● Instructions to follow
Go through the material and pull out every line with the string "color" in it.

----------------

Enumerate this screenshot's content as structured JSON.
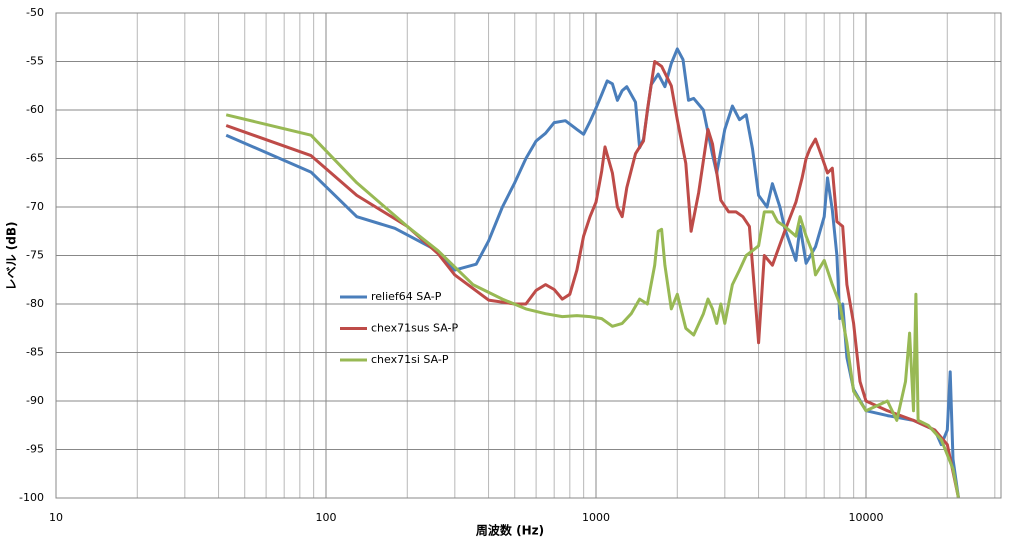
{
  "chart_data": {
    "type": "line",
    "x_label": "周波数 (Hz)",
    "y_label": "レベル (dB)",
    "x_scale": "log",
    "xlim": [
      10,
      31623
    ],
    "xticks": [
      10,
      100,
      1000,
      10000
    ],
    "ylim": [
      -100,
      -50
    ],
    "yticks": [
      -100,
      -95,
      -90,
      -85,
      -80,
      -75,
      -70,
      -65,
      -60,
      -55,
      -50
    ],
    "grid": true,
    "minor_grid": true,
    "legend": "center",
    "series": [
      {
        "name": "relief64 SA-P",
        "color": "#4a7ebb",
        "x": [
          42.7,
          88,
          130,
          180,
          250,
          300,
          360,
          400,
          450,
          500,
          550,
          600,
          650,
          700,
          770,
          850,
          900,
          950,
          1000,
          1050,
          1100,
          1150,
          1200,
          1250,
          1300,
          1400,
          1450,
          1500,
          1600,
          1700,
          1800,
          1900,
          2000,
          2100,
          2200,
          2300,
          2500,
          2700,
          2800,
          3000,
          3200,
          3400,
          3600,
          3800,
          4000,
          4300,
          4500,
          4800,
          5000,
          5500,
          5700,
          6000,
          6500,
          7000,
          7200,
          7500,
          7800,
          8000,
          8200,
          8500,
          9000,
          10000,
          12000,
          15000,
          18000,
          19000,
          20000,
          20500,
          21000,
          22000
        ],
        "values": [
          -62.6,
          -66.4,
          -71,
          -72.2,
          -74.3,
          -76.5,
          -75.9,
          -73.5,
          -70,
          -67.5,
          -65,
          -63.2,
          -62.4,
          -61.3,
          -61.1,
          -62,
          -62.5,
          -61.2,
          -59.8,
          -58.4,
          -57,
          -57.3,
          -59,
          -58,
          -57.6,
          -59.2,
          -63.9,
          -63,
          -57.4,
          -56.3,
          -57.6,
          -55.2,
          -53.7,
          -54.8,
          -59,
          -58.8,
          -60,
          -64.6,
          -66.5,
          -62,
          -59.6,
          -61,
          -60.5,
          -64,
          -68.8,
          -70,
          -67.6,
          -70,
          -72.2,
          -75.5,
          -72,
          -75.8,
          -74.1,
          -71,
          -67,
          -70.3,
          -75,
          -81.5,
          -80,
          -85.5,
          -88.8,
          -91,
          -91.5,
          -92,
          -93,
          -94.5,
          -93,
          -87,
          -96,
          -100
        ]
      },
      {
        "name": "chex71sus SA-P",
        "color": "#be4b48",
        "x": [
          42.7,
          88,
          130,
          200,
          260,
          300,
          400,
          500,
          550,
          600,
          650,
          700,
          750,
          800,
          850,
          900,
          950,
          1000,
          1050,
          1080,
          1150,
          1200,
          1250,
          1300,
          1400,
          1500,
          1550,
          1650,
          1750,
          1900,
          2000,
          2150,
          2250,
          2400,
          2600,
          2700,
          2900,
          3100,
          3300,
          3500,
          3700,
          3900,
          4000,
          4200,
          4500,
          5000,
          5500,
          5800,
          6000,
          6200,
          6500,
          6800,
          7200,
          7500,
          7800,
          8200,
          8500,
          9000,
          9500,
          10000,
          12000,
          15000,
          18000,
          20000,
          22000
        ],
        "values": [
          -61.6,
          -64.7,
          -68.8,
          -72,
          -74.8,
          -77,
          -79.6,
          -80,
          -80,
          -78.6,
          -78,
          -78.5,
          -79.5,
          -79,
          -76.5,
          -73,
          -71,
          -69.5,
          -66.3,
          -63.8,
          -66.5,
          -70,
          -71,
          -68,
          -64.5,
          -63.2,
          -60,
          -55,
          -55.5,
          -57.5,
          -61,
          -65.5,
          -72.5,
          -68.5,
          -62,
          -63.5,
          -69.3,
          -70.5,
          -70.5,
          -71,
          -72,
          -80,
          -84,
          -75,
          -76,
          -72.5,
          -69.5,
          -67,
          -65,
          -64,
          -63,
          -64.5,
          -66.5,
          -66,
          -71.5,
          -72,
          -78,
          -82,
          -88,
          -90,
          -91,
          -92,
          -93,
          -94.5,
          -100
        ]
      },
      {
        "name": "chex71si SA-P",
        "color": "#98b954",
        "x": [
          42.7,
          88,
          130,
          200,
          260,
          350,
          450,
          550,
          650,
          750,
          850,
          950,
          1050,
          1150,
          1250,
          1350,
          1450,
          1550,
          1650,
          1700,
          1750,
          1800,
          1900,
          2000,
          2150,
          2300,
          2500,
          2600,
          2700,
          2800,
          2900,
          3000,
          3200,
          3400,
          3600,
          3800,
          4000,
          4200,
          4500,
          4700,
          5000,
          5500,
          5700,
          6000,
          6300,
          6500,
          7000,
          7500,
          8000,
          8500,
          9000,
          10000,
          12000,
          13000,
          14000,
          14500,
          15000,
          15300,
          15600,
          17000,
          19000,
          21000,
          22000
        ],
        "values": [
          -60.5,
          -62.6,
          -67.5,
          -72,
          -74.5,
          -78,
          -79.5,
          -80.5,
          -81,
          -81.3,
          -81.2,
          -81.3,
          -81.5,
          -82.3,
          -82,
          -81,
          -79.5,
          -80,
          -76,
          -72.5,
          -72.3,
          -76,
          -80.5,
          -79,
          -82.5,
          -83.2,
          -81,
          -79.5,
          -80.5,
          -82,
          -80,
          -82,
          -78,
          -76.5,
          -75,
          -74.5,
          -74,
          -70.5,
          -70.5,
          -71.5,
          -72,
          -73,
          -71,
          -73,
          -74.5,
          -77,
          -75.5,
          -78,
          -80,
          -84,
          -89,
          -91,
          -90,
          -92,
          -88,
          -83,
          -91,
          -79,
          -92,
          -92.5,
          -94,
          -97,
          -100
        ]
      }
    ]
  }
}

----------------

● Result of the exercise
        "color": "#4a7ebb",
        "color": "#be4b48",
        "color": "#98b954",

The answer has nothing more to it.